>> START Data shown

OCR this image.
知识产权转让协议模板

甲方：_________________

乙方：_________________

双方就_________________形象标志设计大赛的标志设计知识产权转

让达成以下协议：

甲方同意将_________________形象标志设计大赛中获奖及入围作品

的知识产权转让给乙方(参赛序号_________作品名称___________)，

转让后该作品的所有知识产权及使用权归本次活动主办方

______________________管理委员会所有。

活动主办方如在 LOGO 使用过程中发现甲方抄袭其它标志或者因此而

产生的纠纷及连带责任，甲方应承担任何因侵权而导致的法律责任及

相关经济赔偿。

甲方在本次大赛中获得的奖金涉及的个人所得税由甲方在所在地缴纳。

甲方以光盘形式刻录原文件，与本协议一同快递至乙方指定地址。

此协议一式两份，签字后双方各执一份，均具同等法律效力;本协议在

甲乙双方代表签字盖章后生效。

>> END Data shown

Transcribe each record exactly. Leave nothing out.

OCR this image.
知识产权转让协议模板

甲方：_________________

乙方：_________________

双方就_________________形象标志设计大赛的标志设计知识产权转

让达成以下协议：

甲方同意将_________________形象标志设计大赛中获奖及入围作品

的知识产权转让给乙方(参赛序号_________作品名称___________)，

转让后该作品的所有知识产权及使用权归本次活动主办方

______________________管理委员会所有。

活动主办方如在 LOGO 使用过程中发现甲方抄袭其它标志或者因此而

产生的纠纷及连带责任，甲方应承担任何因侵权而导致的法律责任及

相关经济赔偿。

甲方在本次大赛中获得的奖金涉及的个人所得税由甲方在所在地缴纳。

甲方以光盘形式刻录原文件，与本协议一同快递至乙方指定地址。

此协议一式两份，签字后双方各执一份，均具同等法律效力;本协议在

甲乙双方代表签字盖章后生效。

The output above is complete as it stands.